What is expected:
Determine the number of lines holding the word "Creek"; answer with that number only.

(Figure content listings)
========
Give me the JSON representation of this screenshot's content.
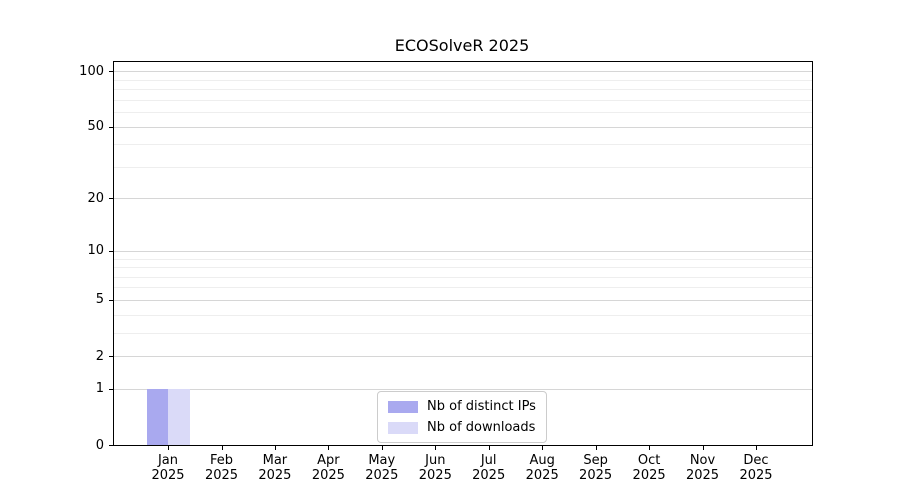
{
  "chart_data": {
    "type": "bar",
    "title": "ECOSolveR 2025",
    "year_label": "2025",
    "categories": [
      "Jan",
      "Feb",
      "Mar",
      "Apr",
      "May",
      "Jun",
      "Jul",
      "Aug",
      "Sep",
      "Oct",
      "Nov",
      "Dec"
    ],
    "x_tick_labels": [
      "Jan 2025",
      "Feb 2025",
      "Mar 2025",
      "Apr 2025",
      "May 2025",
      "Jun 2025",
      "Jul 2025",
      "Aug 2025",
      "Sep 2025",
      "Oct 2025",
      "Nov 2025",
      "Dec 2025"
    ],
    "series": [
      {
        "name": "Nb of distinct IPs",
        "key": "distinct-ips",
        "color": "#a9a9ef",
        "values": [
          1,
          0,
          0,
          0,
          0,
          0,
          0,
          0,
          0,
          0,
          0,
          0
        ]
      },
      {
        "name": "Nb of downloads",
        "key": "downloads",
        "color": "#dadaf8",
        "values": [
          1,
          0,
          0,
          0,
          0,
          0,
          0,
          0,
          0,
          0,
          0,
          0
        ]
      }
    ],
    "xlabel": "",
    "ylabel": "",
    "yscale": "log1p",
    "ylim": [
      0,
      112
    ],
    "yticks": [
      0,
      1,
      2,
      5,
      10,
      20,
      50,
      100
    ],
    "yticks_minor": [
      3,
      4,
      6,
      7,
      8,
      9,
      30,
      40,
      60,
      70,
      80,
      90
    ],
    "grid": "horizontal, major and minor, light gray",
    "legend_position": "lower center"
  },
  "colors": {
    "background": "#ffffff",
    "frame": "#000000",
    "grid_major": "#d6d6d6",
    "grid_minor": "#eeeeee",
    "bar_distinct_ips": "#a9a9ef",
    "bar_downloads": "#dadaf8",
    "text": "#000000"
  }
}
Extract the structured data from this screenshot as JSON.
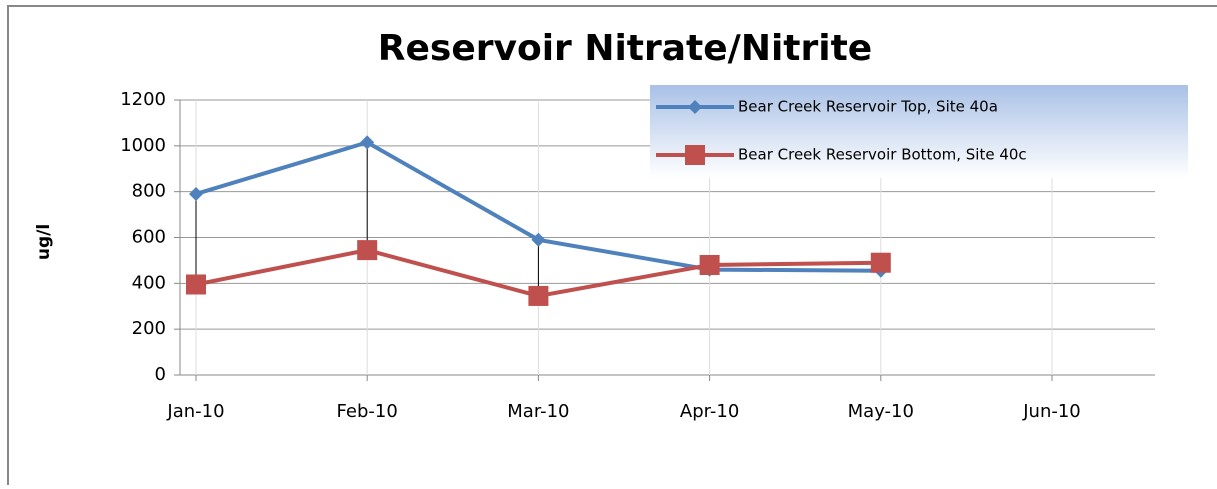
{
  "chart_data": {
    "type": "line",
    "title": "Reservoir Nitrate/Nitrite",
    "y_label": "ug/l",
    "categories": [
      "Jan-10",
      "Feb-10",
      "Mar-10",
      "Apr-10",
      "May-10",
      "Jun-10"
    ],
    "series": [
      {
        "name": "Bear Creek Reservoir Top, Site 40a",
        "color": "#4f81bd",
        "marker": "diamond",
        "values": [
          790,
          1015,
          590,
          460,
          455,
          null
        ]
      },
      {
        "name": "Bear Creek Reservoir Bottom, Site 40c",
        "color": "#c0504d",
        "marker": "square",
        "values": [
          395,
          545,
          345,
          480,
          490,
          null
        ]
      }
    ],
    "ylim": [
      0,
      1200
    ],
    "yticks": [
      0,
      200,
      400,
      600,
      800,
      1000,
      1200
    ],
    "grid": true,
    "drop_lines": true,
    "legend": "upper right"
  }
}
========
Exercise response:
2